Leave out the pictures and copy everything else below exactly.

Begin

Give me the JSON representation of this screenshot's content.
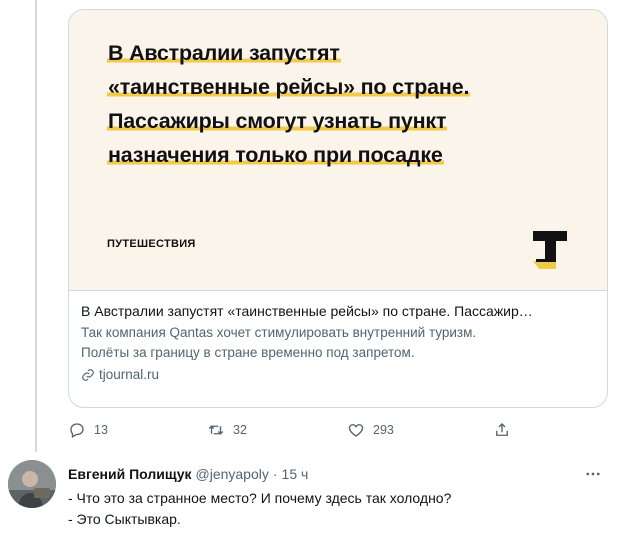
{
  "card": {
    "headline_lines": [
      "В Австралии запустят",
      "«таинственные рейсы» по стране.",
      "Пассажиры смогут узнать пункт",
      "назначения только при посадке"
    ],
    "category": "ПУТЕШЕСТВИЯ",
    "logo_icon": "tjournal-logo",
    "accent_color": "#f1c94b",
    "title": "В Австралии запустят «таинственные рейсы» по стране. Пассажир…",
    "description_lines": [
      "Так компания Qantas хочет стимулировать внутренний туризм.",
      "Полёты за границу в стране временно под запретом."
    ],
    "link": "tjournal.ru"
  },
  "actions": {
    "reply_count": "13",
    "retweet_count": "32",
    "like_count": "293"
  },
  "reply": {
    "name": "Евгений Полищук",
    "handle": "@jenyapoly",
    "dot": "·",
    "time": "15 ч",
    "lines": [
      "- Что это за странное место? И почему здесь так холодно?",
      "- Это Сыктывкар."
    ]
  }
}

End

▶ [Solved exercise]
Give me the JSON representation of this screenshot's content.
{
  "card": {
    "headline_lines": [
      "В Австралии запустят",
      "«таинственные рейсы» по стране.",
      "Пассажиры смогут узнать пункт",
      "назначения только при посадке"
    ],
    "category": "ПУТЕШЕСТВИЯ",
    "logo_icon": "tjournal-logo",
    "accent_color": "#f1c94b",
    "title": "В Австралии запустят «таинственные рейсы» по стране. Пассажир…",
    "description_lines": [
      "Так компания Qantas хочет стимулировать внутренний туризм.",
      "Полёты за границу в стране временно под запретом."
    ],
    "link": "tjournal.ru"
  },
  "actions": {
    "reply_count": "13",
    "retweet_count": "32",
    "like_count": "293"
  },
  "reply": {
    "name": "Евгений Полищук",
    "handle": "@jenyapoly",
    "dot": "·",
    "time": "15 ч",
    "lines": [
      "- Что это за странное место? И почему здесь так холодно?",
      "- Это Сыктывкар."
    ]
  }
}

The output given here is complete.